**GIVEN REQUEST:**
Set down each line of the data below word for word, leaving out any pictures.

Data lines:
· · · ·

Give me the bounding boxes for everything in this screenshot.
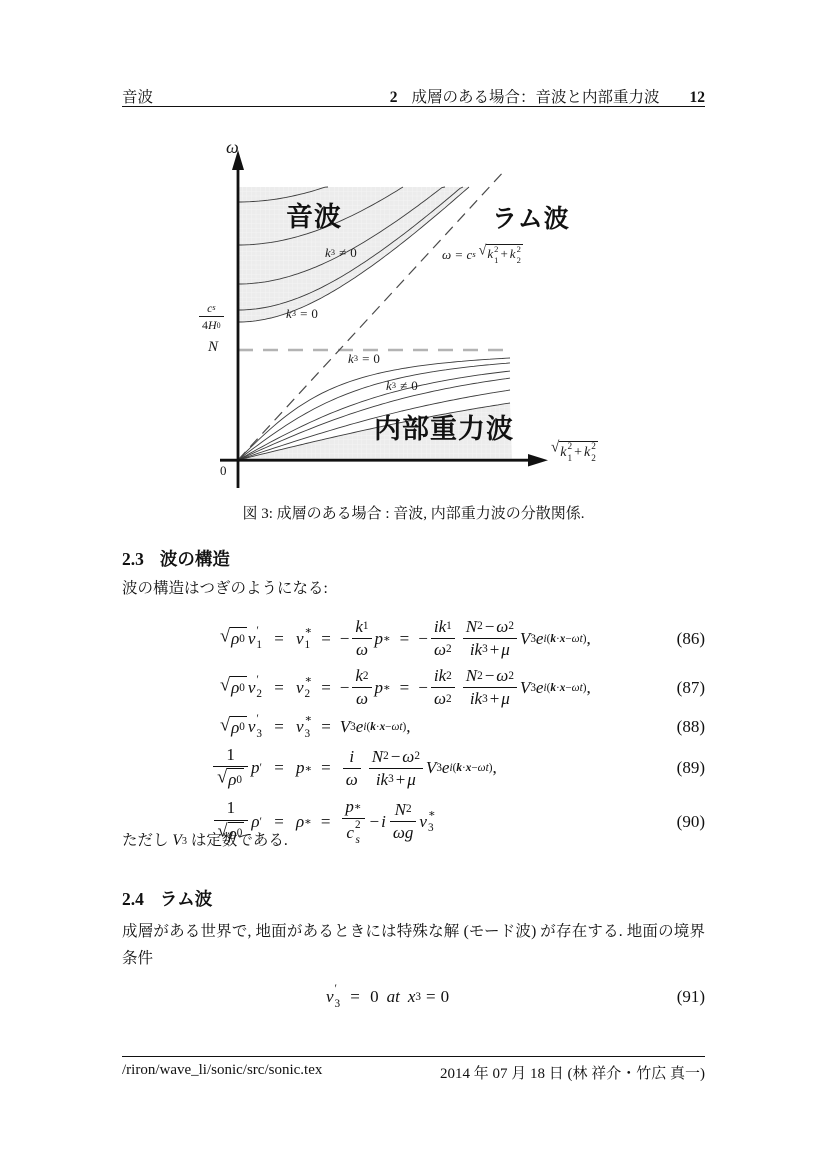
- equation-lhs: v′3: [326, 984, 340, 1010]
- text-after-v3: は定数である.: [187, 832, 288, 849]
- equation-equals-sign: =: [262, 717, 296, 737]
- equation-number: (91): [653, 987, 705, 1007]
- equation-row: √ρ0v′3 = v∗3=V3ei(k·x−ωt), (88): [122, 714, 705, 740]
- page-number: 12: [690, 89, 706, 107]
- section-heading-2-4: 2.4ラム波: [122, 886, 212, 911]
- inline-math-v3: V3: [172, 828, 187, 855]
- buoyancy-frequency-axis-label: N: [208, 340, 218, 355]
- equation-rhs: p∗=iωN2−ω2ik3+μV3ei(k·x−ωt),: [296, 746, 653, 791]
- equation-rhs: v∗3=V3ei(k·x−ωt),: [296, 714, 653, 740]
- omega-axis-label: ω: [226, 138, 239, 156]
- equation-lhs: √ρ0v′1: [219, 626, 262, 652]
- cs-over-4h0-axis-label: cs4H0: [196, 300, 227, 333]
- paragraph-wave-structure-intro: 波の構造はつぎのようになる:: [122, 576, 705, 603]
- running-header-section-number: 2: [390, 89, 398, 107]
- k3-nonzero-label-gravity: k3≠0: [386, 379, 418, 392]
- running-header: 音波 2 成層のある場合：音波と内部重力波 12: [122, 85, 705, 107]
- origin-label: 0: [220, 464, 227, 477]
- lamb-wave-label: ラム波: [492, 207, 570, 232]
- footer-file-path: /riron/wave_li/sonic/src/sonic.tex: [122, 1062, 322, 1083]
- k3-zero-label-gravity: k3=0: [348, 352, 380, 365]
- equation-block: √ρ0v′1 = v∗1=−k1ωp∗=−ik1ω2N2−ω2ik3+μV3ei…: [122, 612, 705, 851]
- equation-lhs: 1√ρ0p′: [210, 744, 262, 792]
- running-header-title: 成層のある場合：音波と内部重力波: [411, 85, 659, 107]
- equation-row: 1√ρ0p′ = p∗=iωN2−ω2ik3+μV3ei(k·x−ωt), (8…: [122, 744, 705, 792]
- section-title: 波の構造: [160, 549, 230, 569]
- equation-number: (88): [653, 717, 705, 737]
- document-page: 音波 2 成層のある場合：音波と内部重力波 12 ω 音波: [0, 0, 826, 1169]
- sound-wave-region-label: 音波: [286, 204, 342, 231]
- footer-date-authors: 2014 年 07 月 18 日 (林 祥介・竹広 真一): [440, 1062, 705, 1083]
- equation-equals-sign: =: [262, 629, 296, 649]
- x-axis-arrowhead: [528, 454, 548, 467]
- figure-caption: 図 3: 成層のある場合 : 音波, 内部重力波の分散関係.: [122, 502, 705, 523]
- equation-row: √ρ0v′1 = v∗1=−k1ωp∗=−ik1ω2N2−ω2ik3+μV3ei…: [122, 616, 705, 661]
- equation-lhs: √ρ0v′3: [219, 714, 262, 740]
- text-before-v3: ただし: [122, 832, 172, 849]
- page-footer: /riron/wave_li/sonic/src/sonic.tex 2014 …: [122, 1062, 705, 1083]
- footer-rule: [122, 1056, 705, 1057]
- figure-dispersion-diagram: ω 音波 ラム波 ω=cs√k21+k22 k3≠0 k3=0 k3=0 k3≠…: [150, 136, 620, 501]
- equation-equals-sign: =: [262, 758, 296, 778]
- equation-rhs: v∗1=−k1ωp∗=−ik1ω2N2−ω2ik3+μV3ei(k·x−ωt),: [296, 616, 653, 661]
- equation-number: (89): [653, 758, 705, 778]
- header-rule: [122, 106, 705, 107]
- k3-nonzero-label-acoustic: k3≠0: [325, 246, 357, 259]
- equation-equals-sign: =: [340, 987, 370, 1007]
- equation-number: (86): [653, 629, 705, 649]
- equation-rhs: v∗2=−k2ωp∗=−ik2ω2N2−ω2ik3+μV3ei(k·x−ωt),: [296, 665, 653, 710]
- lamb-line-equation-label: ω=cs√k21+k22: [442, 244, 524, 265]
- internal-gravity-wave-label: 内部重力波: [374, 416, 514, 443]
- paragraph-v3-constant: ただし V3 は定数である.: [122, 828, 705, 855]
- equation-lhs: √ρ0v′2: [219, 675, 262, 701]
- equation-rhs: 0atx3=0: [370, 987, 449, 1007]
- equation-row-91: v′3 = 0atx3=0 (91): [122, 984, 705, 1010]
- running-header-left: 音波: [122, 85, 153, 107]
- paragraph-lamb-wave: 成層がある世界で, 地面があるときには特殊な解 (モード波) が存在する. 地面…: [122, 919, 705, 972]
- x-axis-label: √k21+k22: [550, 441, 599, 463]
- section-number: 2.4: [122, 889, 144, 909]
- section-title: ラム波: [160, 889, 212, 909]
- running-header-right: 2 成層のある場合：音波と内部重力波 12: [390, 85, 705, 107]
- equation-equals-sign: =: [262, 678, 296, 698]
- section-number: 2.3: [122, 549, 144, 569]
- equation-number: (87): [653, 678, 705, 698]
- k3-zero-label-acoustic: k3=0: [286, 307, 318, 320]
- equation-row: √ρ0v′2 = v∗2=−k2ωp∗=−ik2ω2N2−ω2ik3+μV3ei…: [122, 665, 705, 710]
- section-heading-2-3: 2.3波の構造: [122, 546, 230, 571]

· · · ·

**EXERCISE SOLUTION:**
Give me the bounding boxes for everything in this screenshot.
- equation-lhs: v′3: [326, 984, 340, 1010]
- text-after-v3: は定数である.: [187, 832, 288, 849]
- equation-equals-sign: =: [262, 717, 296, 737]
- equation-number: (91): [653, 987, 705, 1007]
- equation-row: √ρ0v′3 = v∗3=V3ei(k·x−ωt), (88): [122, 714, 705, 740]
- page-number: 12: [690, 89, 706, 107]
- section-heading-2-4: 2.4ラム波: [122, 886, 212, 911]
- inline-math-v3: V3: [172, 828, 187, 855]
- buoyancy-frequency-axis-label: N: [208, 340, 218, 355]
- equation-rhs: p∗=iωN2−ω2ik3+μV3ei(k·x−ωt),: [296, 746, 653, 791]
- equation-rhs: v∗3=V3ei(k·x−ωt),: [296, 714, 653, 740]
- omega-axis-label: ω: [226, 138, 239, 156]
- equation-lhs: √ρ0v′1: [219, 626, 262, 652]
- cs-over-4h0-axis-label: cs4H0: [196, 300, 227, 333]
- paragraph-wave-structure-intro: 波の構造はつぎのようになる:: [122, 576, 705, 603]
- running-header-section-number: 2: [390, 89, 398, 107]
- k3-nonzero-label-gravity: k3≠0: [386, 379, 418, 392]
- running-header: 音波 2 成層のある場合：音波と内部重力波 12: [122, 85, 705, 107]
- origin-label: 0: [220, 464, 227, 477]
- lamb-wave-label: ラム波: [492, 207, 570, 232]
- footer-file-path: /riron/wave_li/sonic/src/sonic.tex: [122, 1062, 322, 1083]
- k3-zero-label-gravity: k3=0: [348, 352, 380, 365]
- equation-block: √ρ0v′1 = v∗1=−k1ωp∗=−ik1ω2N2−ω2ik3+μV3ei…: [122, 612, 705, 851]
- equation-lhs: 1√ρ0p′: [210, 744, 262, 792]
- running-header-title: 成層のある場合：音波と内部重力波: [411, 85, 659, 107]
- equation-row: 1√ρ0p′ = p∗=iωN2−ω2ik3+μV3ei(k·x−ωt), (8…: [122, 744, 705, 792]
- section-title: 波の構造: [160, 549, 230, 569]
- equation-number: (88): [653, 717, 705, 737]
- document-page: 音波 2 成層のある場合：音波と内部重力波 12 ω 音波: [0, 0, 826, 1169]
- sound-wave-region-label: 音波: [286, 204, 342, 231]
- footer-date-authors: 2014 年 07 月 18 日 (林 祥介・竹広 真一): [440, 1062, 705, 1083]
- equation-equals-sign: =: [262, 629, 296, 649]
- x-axis-arrowhead: [528, 454, 548, 467]
- figure-caption: 図 3: 成層のある場合 : 音波, 内部重力波の分散関係.: [122, 502, 705, 523]
- equation-row: √ρ0v′1 = v∗1=−k1ωp∗=−ik1ω2N2−ω2ik3+μV3ei…: [122, 616, 705, 661]
- equation-lhs: √ρ0v′3: [219, 714, 262, 740]
- text-before-v3: ただし: [122, 832, 172, 849]
- page-footer: /riron/wave_li/sonic/src/sonic.tex 2014 …: [122, 1062, 705, 1083]
- footer-rule: [122, 1056, 705, 1057]
- figure-dispersion-diagram: ω 音波 ラム波 ω=cs√k21+k22 k3≠0 k3=0 k3=0 k3≠…: [150, 136, 620, 501]
- equation-equals-sign: =: [262, 758, 296, 778]
- equation-rhs: v∗1=−k1ωp∗=−ik1ω2N2−ω2ik3+μV3ei(k·x−ωt),: [296, 616, 653, 661]
- equation-number: (89): [653, 758, 705, 778]
- header-rule: [122, 106, 705, 107]
- k3-nonzero-label-acoustic: k3≠0: [325, 246, 357, 259]
- equation-equals-sign: =: [340, 987, 370, 1007]
- equation-number: (86): [653, 629, 705, 649]
- equation-rhs: v∗2=−k2ωp∗=−ik2ω2N2−ω2ik3+μV3ei(k·x−ωt),: [296, 665, 653, 710]
- lamb-line-equation-label: ω=cs√k21+k22: [442, 244, 524, 265]
- internal-gravity-wave-label: 内部重力波: [374, 416, 514, 443]
- paragraph-v3-constant: ただし V3 は定数である.: [122, 828, 705, 855]
- equation-lhs: √ρ0v′2: [219, 675, 262, 701]
- equation-rhs: 0atx3=0: [370, 987, 449, 1007]
- equation-row-91: v′3 = 0atx3=0 (91): [122, 984, 705, 1010]
- running-header-left: 音波: [122, 85, 153, 107]
- paragraph-lamb-wave: 成層がある世界で, 地面があるときには特殊な解 (モード波) が存在する. 地面…: [122, 919, 705, 972]
- x-axis-label: √k21+k22: [550, 441, 599, 463]
- section-number: 2.4: [122, 889, 144, 909]
- section-title: ラム波: [160, 889, 212, 909]
- running-header-right: 2 成層のある場合：音波と内部重力波 12: [390, 85, 705, 107]
- equation-equals-sign: =: [262, 678, 296, 698]
- section-number: 2.3: [122, 549, 144, 569]
- equation-number: (87): [653, 678, 705, 698]
- k3-zero-label-acoustic: k3=0: [286, 307, 318, 320]
- equation-row: √ρ0v′2 = v∗2=−k2ωp∗=−ik2ω2N2−ω2ik3+μV3ei…: [122, 665, 705, 710]
- section-heading-2-3: 2.3波の構造: [122, 546, 230, 571]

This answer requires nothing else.